------ Data entries ------

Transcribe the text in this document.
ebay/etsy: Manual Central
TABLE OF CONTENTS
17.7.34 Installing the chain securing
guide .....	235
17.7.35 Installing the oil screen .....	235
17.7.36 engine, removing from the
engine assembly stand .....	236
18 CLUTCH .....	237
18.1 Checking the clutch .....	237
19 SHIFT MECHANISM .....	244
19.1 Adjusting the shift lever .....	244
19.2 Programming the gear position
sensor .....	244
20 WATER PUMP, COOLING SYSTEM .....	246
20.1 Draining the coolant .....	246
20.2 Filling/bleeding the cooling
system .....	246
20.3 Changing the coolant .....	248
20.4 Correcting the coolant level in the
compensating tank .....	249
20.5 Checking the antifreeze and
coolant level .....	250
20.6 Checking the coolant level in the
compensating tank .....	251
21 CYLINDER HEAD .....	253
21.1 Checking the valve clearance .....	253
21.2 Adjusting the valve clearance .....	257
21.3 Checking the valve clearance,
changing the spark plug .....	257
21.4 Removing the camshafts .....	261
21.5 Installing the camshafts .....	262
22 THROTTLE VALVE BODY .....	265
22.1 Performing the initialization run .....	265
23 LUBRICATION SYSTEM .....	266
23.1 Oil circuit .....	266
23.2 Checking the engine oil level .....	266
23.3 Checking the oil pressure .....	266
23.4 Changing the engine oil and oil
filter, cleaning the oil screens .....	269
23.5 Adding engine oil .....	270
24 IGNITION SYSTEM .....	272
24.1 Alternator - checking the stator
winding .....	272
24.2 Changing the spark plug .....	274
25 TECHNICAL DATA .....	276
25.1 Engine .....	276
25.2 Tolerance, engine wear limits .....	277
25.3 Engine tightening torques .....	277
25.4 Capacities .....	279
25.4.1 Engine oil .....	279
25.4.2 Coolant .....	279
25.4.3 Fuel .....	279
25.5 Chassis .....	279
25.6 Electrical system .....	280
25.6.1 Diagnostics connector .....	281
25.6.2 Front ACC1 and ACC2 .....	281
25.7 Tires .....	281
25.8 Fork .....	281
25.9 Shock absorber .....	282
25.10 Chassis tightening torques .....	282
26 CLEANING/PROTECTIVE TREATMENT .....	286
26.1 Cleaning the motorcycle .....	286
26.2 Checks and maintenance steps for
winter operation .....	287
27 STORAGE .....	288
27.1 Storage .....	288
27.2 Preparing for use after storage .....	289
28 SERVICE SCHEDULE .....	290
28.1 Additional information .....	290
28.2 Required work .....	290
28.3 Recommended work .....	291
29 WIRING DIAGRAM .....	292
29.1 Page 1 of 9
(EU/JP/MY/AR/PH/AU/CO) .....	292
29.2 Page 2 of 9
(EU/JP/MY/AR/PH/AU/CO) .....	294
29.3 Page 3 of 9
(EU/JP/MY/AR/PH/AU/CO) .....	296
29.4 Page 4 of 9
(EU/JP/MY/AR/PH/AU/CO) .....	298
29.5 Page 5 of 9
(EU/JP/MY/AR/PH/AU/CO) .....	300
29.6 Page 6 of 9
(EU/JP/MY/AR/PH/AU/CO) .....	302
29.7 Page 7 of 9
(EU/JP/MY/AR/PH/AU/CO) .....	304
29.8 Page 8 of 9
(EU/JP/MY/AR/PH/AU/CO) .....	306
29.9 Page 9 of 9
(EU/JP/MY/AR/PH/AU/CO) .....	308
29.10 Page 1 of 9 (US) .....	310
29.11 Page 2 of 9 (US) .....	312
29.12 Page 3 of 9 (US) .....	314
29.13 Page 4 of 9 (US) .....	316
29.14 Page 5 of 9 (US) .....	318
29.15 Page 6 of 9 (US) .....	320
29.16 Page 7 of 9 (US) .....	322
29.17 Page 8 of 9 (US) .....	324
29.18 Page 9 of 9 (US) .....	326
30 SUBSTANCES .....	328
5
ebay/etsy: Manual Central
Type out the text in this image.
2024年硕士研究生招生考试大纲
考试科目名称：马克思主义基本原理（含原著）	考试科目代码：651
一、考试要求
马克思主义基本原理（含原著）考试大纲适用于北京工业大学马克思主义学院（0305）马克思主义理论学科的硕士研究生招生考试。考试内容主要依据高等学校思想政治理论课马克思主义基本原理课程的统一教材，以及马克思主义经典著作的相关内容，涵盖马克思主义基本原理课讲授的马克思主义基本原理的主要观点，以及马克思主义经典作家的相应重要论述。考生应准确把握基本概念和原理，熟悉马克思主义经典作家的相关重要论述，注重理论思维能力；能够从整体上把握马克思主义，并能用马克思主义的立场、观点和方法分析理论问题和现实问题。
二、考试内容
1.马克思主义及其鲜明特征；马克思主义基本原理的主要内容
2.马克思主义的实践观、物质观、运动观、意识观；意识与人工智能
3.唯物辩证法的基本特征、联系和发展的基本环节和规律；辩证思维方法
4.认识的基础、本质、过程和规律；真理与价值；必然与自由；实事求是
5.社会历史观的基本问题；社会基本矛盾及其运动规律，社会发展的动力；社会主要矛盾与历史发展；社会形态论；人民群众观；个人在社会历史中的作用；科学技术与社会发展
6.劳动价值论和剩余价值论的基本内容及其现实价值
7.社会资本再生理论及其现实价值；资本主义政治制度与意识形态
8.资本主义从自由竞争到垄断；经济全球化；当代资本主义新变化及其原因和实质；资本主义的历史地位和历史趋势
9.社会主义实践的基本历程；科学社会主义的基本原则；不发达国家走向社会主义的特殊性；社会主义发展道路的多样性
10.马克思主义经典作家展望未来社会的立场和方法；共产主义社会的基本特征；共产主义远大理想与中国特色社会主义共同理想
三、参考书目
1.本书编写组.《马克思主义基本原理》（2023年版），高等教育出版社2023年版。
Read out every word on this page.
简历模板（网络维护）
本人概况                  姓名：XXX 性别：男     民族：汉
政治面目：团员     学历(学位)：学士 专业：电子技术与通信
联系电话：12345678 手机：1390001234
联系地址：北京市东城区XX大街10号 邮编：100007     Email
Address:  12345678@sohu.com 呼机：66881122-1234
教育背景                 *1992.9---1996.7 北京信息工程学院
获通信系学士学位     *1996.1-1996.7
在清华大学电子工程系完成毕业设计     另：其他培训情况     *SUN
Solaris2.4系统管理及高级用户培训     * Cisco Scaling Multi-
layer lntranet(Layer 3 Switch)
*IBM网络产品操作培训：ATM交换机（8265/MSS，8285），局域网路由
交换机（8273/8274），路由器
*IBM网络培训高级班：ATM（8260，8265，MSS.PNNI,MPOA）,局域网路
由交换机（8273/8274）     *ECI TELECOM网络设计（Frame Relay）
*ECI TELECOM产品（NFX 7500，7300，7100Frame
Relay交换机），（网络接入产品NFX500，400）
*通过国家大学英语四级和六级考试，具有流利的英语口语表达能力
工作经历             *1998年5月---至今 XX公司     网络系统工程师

------

_Required work_. Filter the records above for lines containing the word "torques", and copy those lines.

_Task solution_.
25.3 Engine tightening torques .....	277
25.10 Chassis tightening torques .....	282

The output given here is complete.